-- Begin --

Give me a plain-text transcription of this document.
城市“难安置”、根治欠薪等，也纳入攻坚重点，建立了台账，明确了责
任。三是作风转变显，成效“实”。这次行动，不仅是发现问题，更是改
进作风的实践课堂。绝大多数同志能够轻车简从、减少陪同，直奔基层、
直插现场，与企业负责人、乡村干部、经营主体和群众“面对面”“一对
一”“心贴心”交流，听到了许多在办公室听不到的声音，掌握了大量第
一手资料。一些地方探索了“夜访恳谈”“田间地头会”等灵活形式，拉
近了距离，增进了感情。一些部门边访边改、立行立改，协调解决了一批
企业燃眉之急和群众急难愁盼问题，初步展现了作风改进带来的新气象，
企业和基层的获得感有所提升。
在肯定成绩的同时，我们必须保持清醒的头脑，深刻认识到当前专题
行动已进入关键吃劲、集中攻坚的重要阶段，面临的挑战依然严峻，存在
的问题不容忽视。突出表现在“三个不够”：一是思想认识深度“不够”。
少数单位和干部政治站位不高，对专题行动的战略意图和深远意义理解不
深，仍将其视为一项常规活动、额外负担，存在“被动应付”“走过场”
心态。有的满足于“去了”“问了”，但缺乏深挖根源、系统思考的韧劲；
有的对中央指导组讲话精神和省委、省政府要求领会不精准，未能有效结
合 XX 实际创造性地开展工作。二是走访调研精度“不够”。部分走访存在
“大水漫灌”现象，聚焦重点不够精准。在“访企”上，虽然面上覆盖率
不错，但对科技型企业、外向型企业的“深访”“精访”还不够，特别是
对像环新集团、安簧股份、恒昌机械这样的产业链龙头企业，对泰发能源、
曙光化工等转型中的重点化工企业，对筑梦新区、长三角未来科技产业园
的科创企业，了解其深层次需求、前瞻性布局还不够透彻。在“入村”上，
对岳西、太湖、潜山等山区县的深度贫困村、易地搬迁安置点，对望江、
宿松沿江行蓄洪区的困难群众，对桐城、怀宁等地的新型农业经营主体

-- End --

> [Stated exercise]:
Every entry should be printed again exactly as written.

> [Exercise response]:
Give me a plain-text transcription of this document.
城市“难安置”、根治欠薪等，也纳入攻坚重点，建立了台账，明确了责
任。三是作风转变显，成效“实”。这次行动，不仅是发现问题，更是改
进作风的实践课堂。绝大多数同志能够轻车简从、减少陪同，直奔基层、
直插现场，与企业负责人、乡村干部、经营主体和群众“面对面”“一对
一”“心贴心”交流，听到了许多在办公室听不到的声音，掌握了大量第
一手资料。一些地方探索了“夜访恳谈”“田间地头会”等灵活形式，拉
近了距离，增进了感情。一些部门边访边改、立行立改，协调解决了一批
企业燃眉之急和群众急难愁盼问题，初步展现了作风改进带来的新气象，
企业和基层的获得感有所提升。
在肯定成绩的同时，我们必须保持清醒的头脑，深刻认识到当前专题
行动已进入关键吃劲、集中攻坚的重要阶段，面临的挑战依然严峻，存在
的问题不容忽视。突出表现在“三个不够”：一是思想认识深度“不够”。
少数单位和干部政治站位不高，对专题行动的战略意图和深远意义理解不
深，仍将其视为一项常规活动、额外负担，存在“被动应付”“走过场”
心态。有的满足于“去了”“问了”，但缺乏深挖根源、系统思考的韧劲；
有的对中央指导组讲话精神和省委、省政府要求领会不精准，未能有效结
合 XX 实际创造性地开展工作。二是走访调研精度“不够”。部分走访存在
“大水漫灌”现象，聚焦重点不够精准。在“访企”上，虽然面上覆盖率
不错，但对科技型企业、外向型企业的“深访”“精访”还不够，特别是
对像环新集团、安簧股份、恒昌机械这样的产业链龙头企业，对泰发能源、
曙光化工等转型中的重点化工企业，对筑梦新区、长三角未来科技产业园
的科创企业，了解其深层次需求、前瞻性布局还不够透彻。在“入村”上，
对岳西、太湖、潜山等山区县的深度贫困村、易地搬迁安置点，对望江、
宿松沿江行蓄洪区的困难群众，对桐城、怀宁等地的新型农业经营主体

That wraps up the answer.